Source data:
+---+
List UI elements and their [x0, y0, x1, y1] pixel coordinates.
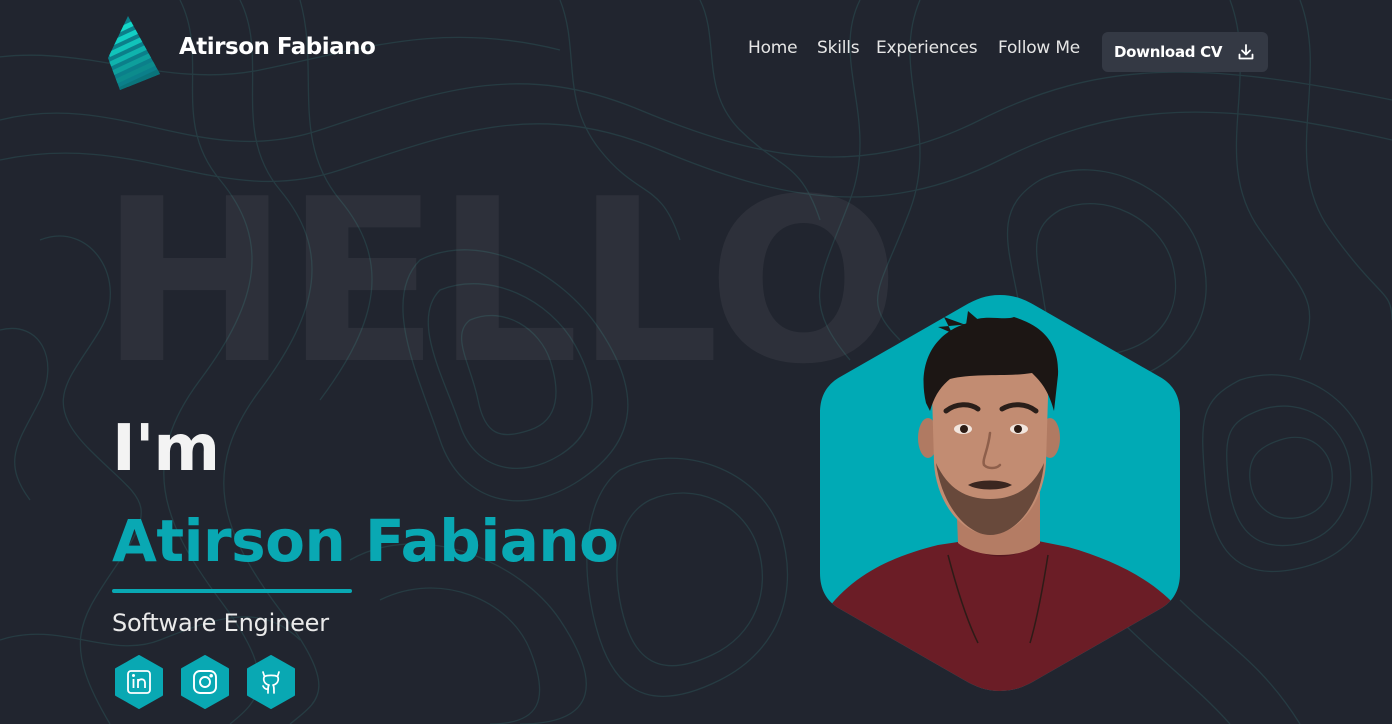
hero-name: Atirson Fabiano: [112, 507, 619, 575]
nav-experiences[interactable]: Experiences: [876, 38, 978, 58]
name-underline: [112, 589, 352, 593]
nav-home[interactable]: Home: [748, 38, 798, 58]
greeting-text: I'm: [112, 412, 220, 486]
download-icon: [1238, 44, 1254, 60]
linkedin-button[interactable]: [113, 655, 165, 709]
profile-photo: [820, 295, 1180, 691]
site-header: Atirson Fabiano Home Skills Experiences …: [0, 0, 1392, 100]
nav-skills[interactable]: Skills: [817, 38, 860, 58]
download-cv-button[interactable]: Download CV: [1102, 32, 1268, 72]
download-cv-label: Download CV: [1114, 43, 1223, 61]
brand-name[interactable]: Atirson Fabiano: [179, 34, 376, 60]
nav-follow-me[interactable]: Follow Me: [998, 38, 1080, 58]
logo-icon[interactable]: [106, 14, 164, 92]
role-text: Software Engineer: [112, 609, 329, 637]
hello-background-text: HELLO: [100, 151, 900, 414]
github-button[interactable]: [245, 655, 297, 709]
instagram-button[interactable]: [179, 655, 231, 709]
+---+
#### [DIRECTIVE]
Format the source data above as a numbered list with no blank lines, omitting the picture.

#### [OUTPUT FOR THIS TASK]
1. List UI elements and their [x0, y0, x1, y1] pixel coordinates.
2. hero-name: Atirson Fabiano: [112, 507, 619, 575]
3. nav-experiences[interactable]: Experiences: [876, 38, 978, 58]
4. name-underline: [112, 589, 352, 593]
5. nav-home[interactable]: Home: [748, 38, 798, 58]
6. greeting-text: I'm: [112, 412, 220, 486]
7. download-icon: [1238, 44, 1254, 60]
8. linkedin-button[interactable]: [113, 655, 165, 709]
9. profile-photo: [820, 295, 1180, 691]
10. site-header: Atirson Fabiano Home Skills Experiences …: [0, 0, 1392, 100]
11. nav-skills[interactable]: Skills: [817, 38, 860, 58]
12. download-cv-button[interactable]: Download CV: [1102, 32, 1268, 72]
13. download-cv-label: Download CV: [1114, 43, 1223, 61]
14. brand-name[interactable]: Atirson Fabiano: [179, 34, 376, 60]
15. nav-follow-me[interactable]: Follow Me: [998, 38, 1080, 58]
16. logo-icon[interactable]: [106, 14, 164, 92]
17. role-text: Software Engineer: [112, 609, 329, 637]
18. hello-background-text: HELLO: [100, 151, 900, 414]
19. github-button[interactable]: [245, 655, 297, 709]
20. instagram-button[interactable]: [179, 655, 231, 709]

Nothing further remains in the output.